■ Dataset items
^^^^^^^^

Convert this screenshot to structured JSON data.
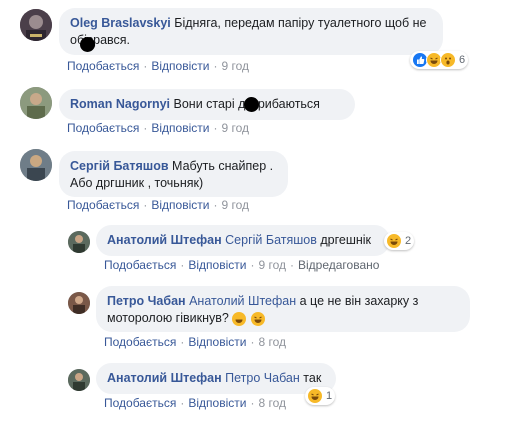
{
  "comments": [
    {
      "author": "Oleg Braslavskyi",
      "text_line1": "Бідняга, передам папіру туалетного щоб не",
      "text_line2": "обісрався.",
      "actions": {
        "like": "Подобається",
        "reply": "Відповісти",
        "time": "9 год"
      },
      "reaction_count": "6",
      "reaction_icons": [
        "like-icon",
        "haha-icon",
        "wow-icon"
      ]
    },
    {
      "author": "Roman Nagornyi",
      "text": "Вони старі дотрибаються",
      "actions": {
        "like": "Подобається",
        "reply": "Відповісти",
        "time": "9 год"
      }
    },
    {
      "author": "Сергій Батяшов",
      "text_line1": "Мабуть снайпер .",
      "text_line2": "Або дргшник , точьняк)",
      "actions": {
        "like": "Подобається",
        "reply": "Відповісти",
        "time": "9 год"
      }
    }
  ],
  "replies": [
    {
      "author": "Анатолий Штефан",
      "mention": "Сергій Батяшов",
      "text": "дргешнік",
      "reaction_count": "2",
      "actions": {
        "like": "Подобається",
        "reply": "Відповісти",
        "time": "9 год",
        "edited": "Відредаговано"
      }
    },
    {
      "author": "Петро Чабан",
      "mention": "Анатолий Штефан",
      "text_line1": "а це не він захарку з",
      "text_line2": "моторолою гівикнув?",
      "actions": {
        "like": "Подобається",
        "reply": "Відповісти",
        "time": "8 год"
      }
    },
    {
      "author": "Анатолий Штефан",
      "mention": "Петро Чабан",
      "text": "так",
      "reaction_count": "1",
      "actions": {
        "like": "Подобається",
        "reply": "Відповісти",
        "time": "8 год"
      }
    }
  ],
  "colors": {
    "bubble": "#f0f2f5",
    "link": "#385898",
    "meta": "#90949c",
    "like": "#1877f2",
    "haha": "#f7b928"
  }
}
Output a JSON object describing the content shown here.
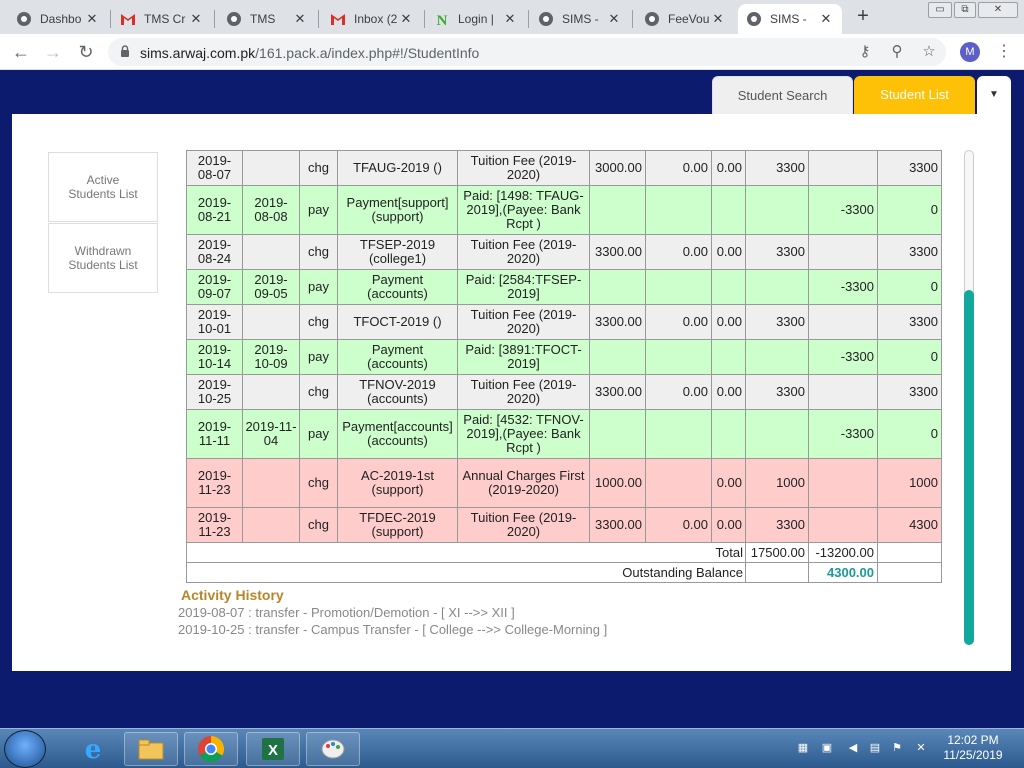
{
  "browser": {
    "tabs": [
      {
        "label": "Dashbo",
        "icon": "chrome-icon"
      },
      {
        "label": "TMS Cr",
        "icon": "gmail-icon"
      },
      {
        "label": "TMS",
        "icon": "chrome-icon"
      },
      {
        "label": "Inbox (2",
        "icon": "gmail-icon"
      },
      {
        "label": "Login |",
        "icon": "login-icon"
      },
      {
        "label": "SIMS - ",
        "icon": "chrome-icon"
      },
      {
        "label": "FeeVou",
        "icon": "chrome-icon"
      },
      {
        "label": "SIMS - ",
        "icon": "chrome-icon"
      }
    ],
    "close_glyph": "✕",
    "new_tab_glyph": "+",
    "url_host": "sims.arwaj.com.pk",
    "url_path": "/161.pack.a/index.php#!/StudentInfo",
    "avatar_initial": "M"
  },
  "page_tabs": {
    "search": "Student Search",
    "list": "Student List",
    "dropdown_glyph": "▼"
  },
  "sidebar": {
    "active": "Active Students List",
    "withdrawn": "Withdrawn Students List"
  },
  "ledger": {
    "rows": [
      {
        "type": "chg",
        "c": [
          "2019-08-07",
          "",
          "chg",
          "TFAUG-2019 ()",
          "Tuition Fee (2019-2020)",
          "3000.00",
          "0.00",
          "0.00",
          "3300",
          "",
          "3300"
        ]
      },
      {
        "type": "pay",
        "c": [
          "2019-08-21",
          "2019-08-08",
          "pay",
          "Payment[support] (support)",
          "Paid: [1498: TFAUG-2019],(Payee: Bank Rcpt )",
          "",
          "",
          "",
          "",
          "-3300",
          "0"
        ]
      },
      {
        "type": "chg",
        "c": [
          "2019-08-24",
          "",
          "chg",
          "TFSEP-2019 (college1)",
          "Tuition Fee (2019-2020)",
          "3300.00",
          "0.00",
          "0.00",
          "3300",
          "",
          "3300"
        ]
      },
      {
        "type": "pay",
        "c": [
          "2019-09-07",
          "2019-09-05",
          "pay",
          "Payment (accounts)",
          "Paid: [2584:TFSEP-2019]",
          "",
          "",
          "",
          "",
          "-3300",
          "0"
        ]
      },
      {
        "type": "chg",
        "c": [
          "2019-10-01",
          "",
          "chg",
          "TFOCT-2019 ()",
          "Tuition Fee (2019-2020)",
          "3300.00",
          "0.00",
          "0.00",
          "3300",
          "",
          "3300"
        ]
      },
      {
        "type": "pay",
        "c": [
          "2019-10-14",
          "2019-10-09",
          "pay",
          "Payment (accounts)",
          "Paid: [3891:TFOCT-2019]",
          "",
          "",
          "",
          "",
          "-3300",
          "0"
        ]
      },
      {
        "type": "chg",
        "c": [
          "2019-10-25",
          "",
          "chg",
          "TFNOV-2019 (accounts)",
          "Tuition Fee (2019-2020)",
          "3300.00",
          "0.00",
          "0.00",
          "3300",
          "",
          "3300"
        ]
      },
      {
        "type": "pay",
        "c": [
          "2019-11-11",
          "2019-11-04",
          "pay",
          "Payment[accounts] (accounts)",
          "Paid: [4532: TFNOV-2019],(Payee: Bank Rcpt )",
          "",
          "",
          "",
          "",
          "-3300",
          "0"
        ]
      },
      {
        "type": "due",
        "c": [
          "2019-11-23",
          "",
          "chg",
          "AC-2019-1st (support)",
          "Annual Charges First (2019-2020)",
          "1000.00",
          "",
          "0.00",
          "1000",
          "",
          "1000"
        ]
      },
      {
        "type": "due",
        "c": [
          "2019-11-23",
          "",
          "chg",
          "TFDEC-2019 (support)",
          "Tuition Fee (2019-2020)",
          "3300.00",
          "0.00",
          "0.00",
          "3300",
          "",
          "4300"
        ]
      }
    ],
    "total_label": "Total",
    "total_debit": "17500.00",
    "total_credit": "-13200.00",
    "balance_label": "Outstanding Balance",
    "balance_value": "4300.00"
  },
  "activity": {
    "title": "Activity History",
    "lines": [
      "2019-08-07 : transfer - Promotion/Demotion - [ XI -->> XII ]",
      "2019-10-25 : transfer - Campus Transfer - [ College -->> College-Morning ]"
    ]
  },
  "taskbar": {
    "time": "12:02 PM",
    "date": "11/25/2019"
  }
}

^^^^^^^^

■ WRITTEN EXERCISE
Copy out the lines in which the string "TFNOV" appears.

■ SOLUTION TO THE EXERCISE
          "TFNOV-2019 (accounts)",
          "Paid: [4532: TFNOV-2019],(Payee: Bank Rcpt )",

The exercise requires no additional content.